Extracted records »
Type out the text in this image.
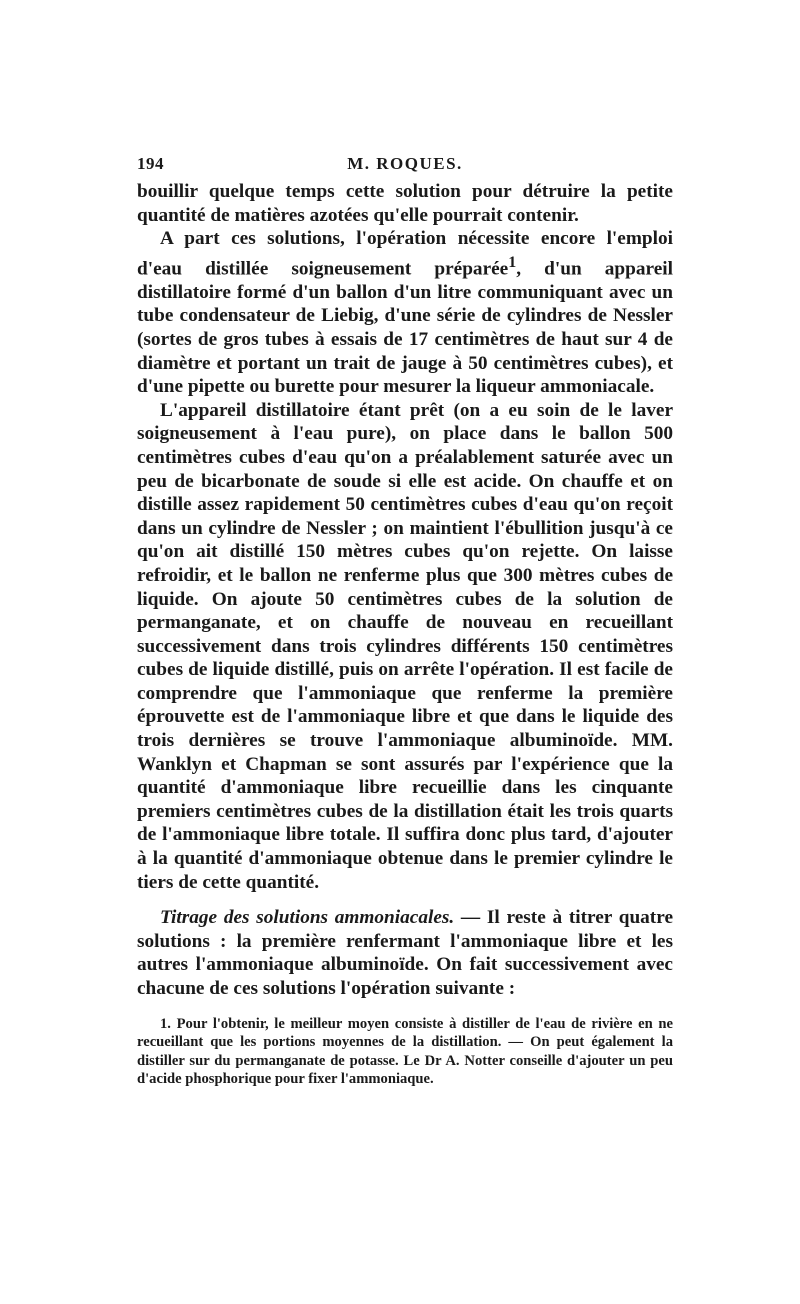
194	M. ROQUES.

bouillir quelque temps cette solution pour détruire la petite quantité de matières azotées qu'elle pourrait contenir.

A part ces solutions, l'opération nécessite encore l'emploi d'eau distillée soigneusement préparée$^1$, d'un appareil distillatoire formé d'un ballon d'un litre communiquant avec un tube condensateur de Liebig, d'une série de cylindres de Nessler (sortes de gros tubes à essais de 17 centimètres de haut sur 4 de diamètre et portant un trait de jauge à 50 centimètres cubes), et d'une pipette ou burette pour mesurer la liqueur ammoniacale.

L'appareil distillatoire étant prêt (on a eu soin de le laver soigneusement à l'eau pure), on place dans le ballon 500 centimètres cubes d'eau qu'on a préalablement saturée avec un peu de bicarbonate de soude si elle est acide. On chauffe et on distille assez rapidement 50 centimètres cubes d'eau qu'on reçoit dans un cylindre de Nessler ; on maintient l'ébullition jusqu'à ce qu'on ait distillé 150 mètres cubes qu'on rejette. On laisse refroidir, et le ballon ne renferme plus que 300 mètres cubes de liquide. On ajoute 50 centimètres cubes de la solution de permanganate, et on chauffe de nouveau en recueillant successivement dans trois cylindres différents 150 centimètres cubes de liquide distillé, puis on arrête l'opération. Il est facile de comprendre que l'ammoniaque que renferme la première éprouvette est de l'ammoniaque libre et que dans le liquide des trois dernières se trouve l'ammoniaque albuminoïde. MM. Wanklyn et Chapman se sont assurés par l'expérience que la quantité d'ammoniaque libre recueillie dans les cinquante premiers centimètres cubes de la distillation était les trois quarts de l'ammoniaque libre totale. Il suffira donc plus tard, d'ajouter à la quantité d'ammoniaque obtenue dans le premier cylindre le tiers de cette quantité.

Titrage des solutions ammoniacales. — Il reste à titrer quatre solutions : la première renfermant l'ammoniaque libre et les autres l'ammoniaque albuminoïde. On fait successivement avec chacune de ces solutions l'opération suivante :

1. Pour l'obtenir, le meilleur moyen consiste à distiller de l'eau de rivière en ne recueillant que les portions moyennes de la distillation. — On peut également la distiller sur du permanganate de potasse. Le Dr A. Notter conseille d'ajouter un peu d'acide phosphorique pour fixer l'ammoniaque.
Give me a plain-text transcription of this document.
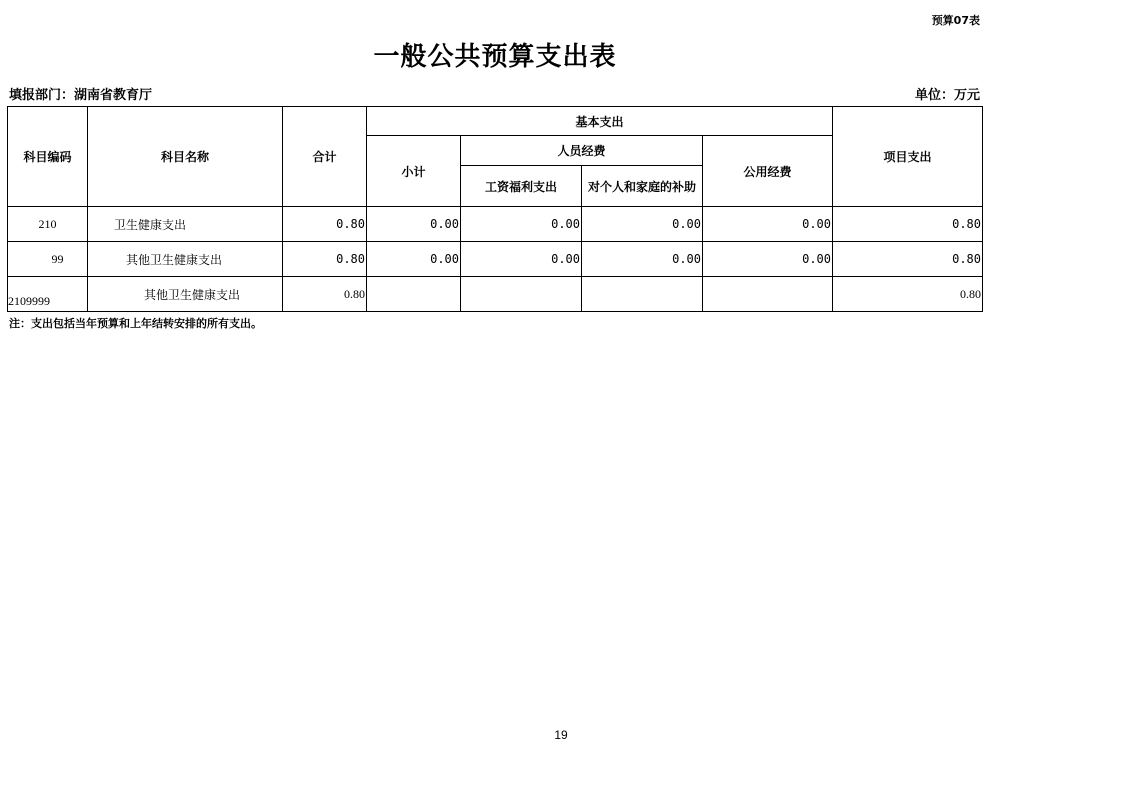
预算07表
一般公共预算支出表
填报部门：湖南省教育厅	单位：万元
科目编码	科目名称	合计	基本支出				项目支出
			小计	人员经费		公用经费	
				工资福利支出	对个人和家庭的补助		
210	卫生健康支出	0.80	0.00	0.00	0.00	0.00	0.80
99	其他卫生健康支出	0.80	0.00	0.00	0.00	0.00	0.80
2109999	其他卫生健康支出	0.80					0.80
注：支出包括当年预算和上年结转安排的所有支出。
19
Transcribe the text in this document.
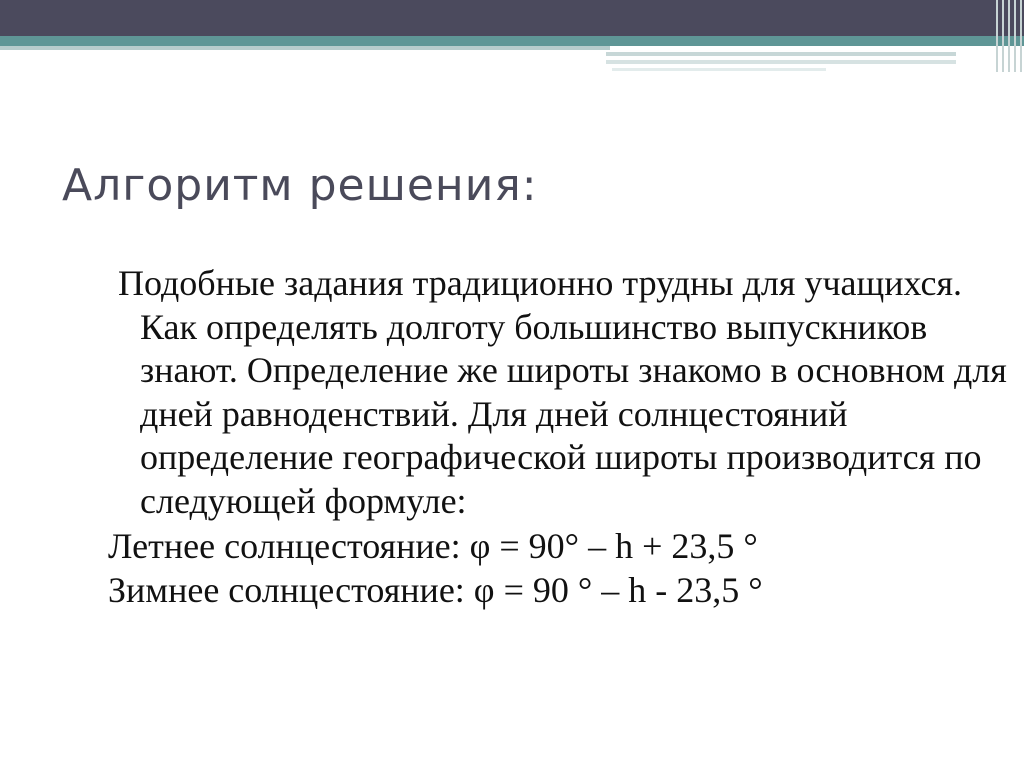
Алгоритм решения:

Подобные задания традиционно трудны для учащихся. Как определять долготу большинство выпускников знают. Определение же широты знакомо в основном для дней равноденствий. Для дней солнцестояний определение географической широты производится по следующей формуле:

Летнее солнцестояние: φ = 90° – h + 23,5 °

Зимнее солнцестояние: φ = 90 ° – h - 23,5 °
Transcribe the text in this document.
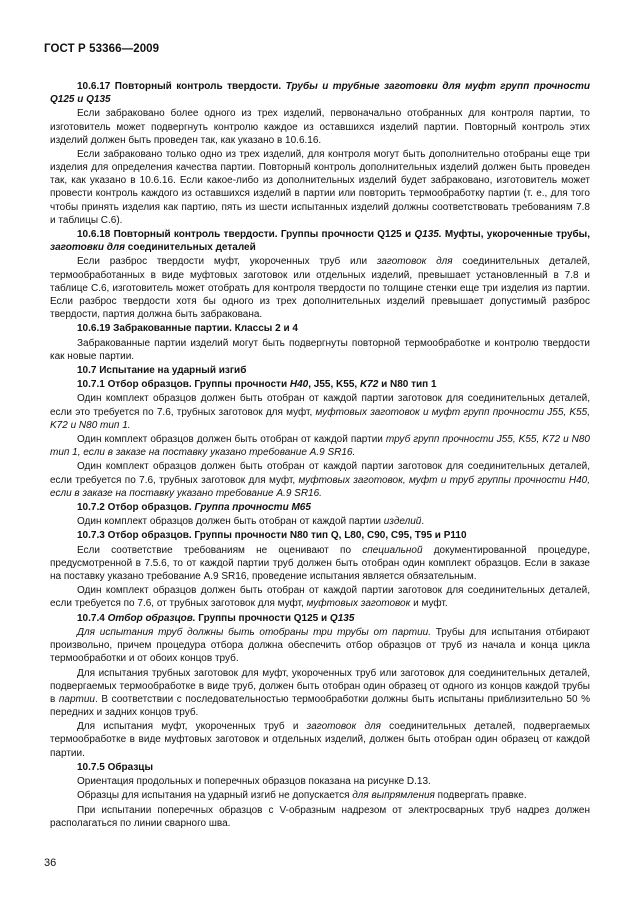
ГОСТ Р 53366—2009

10.6.17 Повторный контроль твердости. Трубы и трубные заготовки для муфт групп прочности Q125 и Q135

Если забраковано более одного из трех изделий, первоначально отобранных для контроля партии, то изготовитель может подвергнуть контролю каждое из оставшихся изделий партии. Повторный контроль этих изделий должен быть проведен так, как указано в 10.6.16.

Если забраковано только одно из трех изделий, для контроля могут быть дополнительно отобраны еще три изделия для определения качества партии. Повторный контроль дополнительных изделий должен быть проведен так, как указано в 10.6.16. Если какое-либо из дополнительных изделий будет забраковано, изготовитель может провести контроль каждого из оставшихся изделий в партии или повторить термообработку партии (т. е., для того чтобы принять изделия как партию, пять из шести испытанных изделий должны соответствовать требованиям 7.8 и таблицы С.6).

10.6.18 Повторный контроль твердости. Группы прочности Q125 и Q135. Муфты, укороченные трубы, заготовки для соединительных деталей

Если разброс твердости муфт, укороченных труб или заготовок для соединительных деталей, термообработанных в виде муфтовых заготовок или отдельных изделий, превышает установленный в 7.8 и таблице С.6, изготовитель может отобрать для контроля твердости по толщине стенки еще три изделия из партии. Если разброс твердости хотя бы одного из трех дополнительных изделий превышает допустимый разброс твердости, партия должна быть забракована.

10.6.19 Забракованные партии. Классы 2 и 4

Забракованные партии изделий могут быть подвергнуты повторной термообработке и контролю твердости как новые партии.

10.7 Испытание на ударный изгиб

10.7.1 Отбор образцов. Группы прочности H40, J55, K55, K72 и N80 тип 1

Один комплект образцов должен быть отобран от каждой партии заготовок для соединительных деталей, если это требуется по 7.6, трубных заготовок для муфт, муфтовых заготовок и муфт групп прочности J55, K55, K72 и N80 тип 1.

Один комплект образцов должен быть отобран от каждой партии труб групп прочности J55, K55, K72 и N80 тип 1, если в заказе на поставку указано требование А.9 SR16.

Один комплект образцов должен быть отобран от каждой партии заготовок для соединительных деталей, если требуется по 7.6, трубных заготовок для муфт, муфтовых заготовок, муфт и труб группы прочности H40, если в заказе на поставку указано требование А.9 SR16.

10.7.2 Отбор образцов. Группа прочности M65

Один комплект образцов должен быть отобран от каждой партии изделий.

10.7.3 Отбор образцов. Группы прочности N80 тип Q, L80, C90, C95, T95 и P110

Если соответствие требованиям не оценивают по специальной документированной процедуре, предусмотренной в 7.5.6, то от каждой партии труб должен быть отобран один комплект образцов. Если в заказе на поставку указано требование А.9 SR16, проведение испытания является обязательным.

Один комплект образцов должен быть отобран от каждой партии заготовок для соединительных деталей, если требуется по 7.6, от трубных заготовок для муфт, муфтовых заготовок и муфт.

10.7.4 Отбор образцов. Группы прочности Q125 и Q135

Для испытания труб должны быть отобраны три трубы от партии. Трубы для испытания отбирают произвольно, причем процедура отбора должна обеспечить отбор образцов от труб из начала и конца цикла термообработки и от обоих концов труб.

Для испытания трубных заготовок для муфт, укороченных труб или заготовок для соединительных деталей, подвергаемых термообработке в виде труб, должен быть отобран один образец от одного из концов каждой трубы в партии. В соответствии с последовательностью термообработки должны быть испытаны приблизительно 50 % передних и задних концов труб.

Для испытания муфт, укороченных труб и заготовок для соединительных деталей, подвергаемых термообработке в виде муфтовых заготовок и отдельных изделий, должен быть отобран один образец от каждой партии.

10.7.5 Образцы

Ориентация продольных и поперечных образцов показана на рисунке D.13.

Образцы для испытания на ударный изгиб не допускается для выпрямления подвергать правке.

При испытании поперечных образцов с V-образным надрезом от электросварных труб надрез должен располагаться по линии сварного шва.

36
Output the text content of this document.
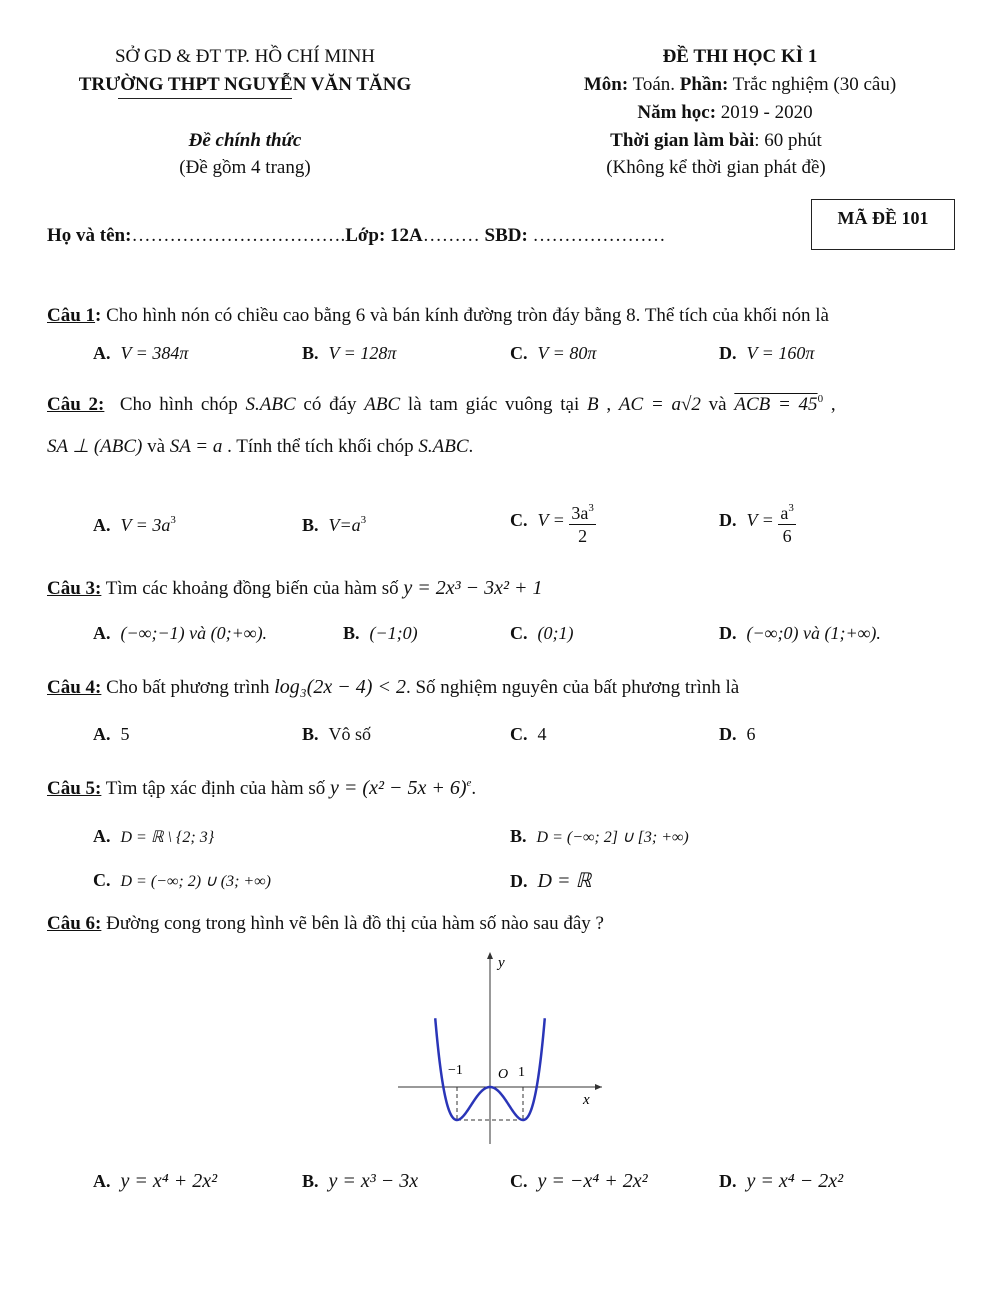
SỞ GD & ĐT TP. HỒ CHÍ MINH
TRƯỜNG THPT NGUYỄN VĂN TĂNG
Đề chính thức
(Đề gồm 4 trang)
ĐỀ THI HỌC KÌ 1
Môn: Toán. Phần: Trắc nghiệm (30 câu)
Năm học: 2019 - 2020
Thời gian làm bài: 60 phút
(Không kể thời gian phát đề)
Họ và tên:…………………………….Lớp: 12A……… SBD: …………………
MÃ ĐỀ 101
Câu 1: Cho hình nón có chiều cao bằng 6 và bán kính đường tròn đáy bằng 8. Thể tích của khối nón là
A. V = 384π	B. V = 128π	C. V = 80π	D. V = 160π
Câu 2: Cho hình chóp S.ABC có đáy ABC là tam giác vuông tại B , AC = a√2 và ACB = $45^0$ ,
SA ⊥ (ABC) và SA = a . Tính thể tích khối chóp S.ABC.
A. $V = 3a^3$	B. $V=a^3$	C. $V = \frac{3a^3}{2}$	D. $V = \frac{a^3}{6}$
Câu 3: Tìm các khoảng đồng biến của hàm số y = 2x³ − 3x² + 1
A. (−∞;−1) và (0;+∞).	B. (−1;0)	C. (0;1)	D. (−∞;0) và (1;+∞).
Câu 4: Cho bất phương trình log₃(2x − 4) < 2. Số nghiệm nguyên của bất phương trình là
A. 5	B. Vô số	C. 4	D. 6
Câu 5: Tìm tập xác định của hàm số $y = (x^2 - 5x + 6)^e$.
A. D = ℝ \ {2; 3}	B. D = (−∞; 2] ∪ [3; +∞)
C. D = (−∞; 2) ∪ (3; +∞)	D. D = ℝ
Câu 6: Đường cong trong hình vẽ bên là đồ thị của hàm số nào sau đây ?
y
x
O
−1	1
A. y = x⁴ + 2x²	B. y = x³ − 3x	C. y = −x⁴ + 2x²	D. y = x⁴ − 2x²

What is being asked » Among the entries above, how many lines include the word "отдельных"? Reply with the number only.

Response for this exercise » 2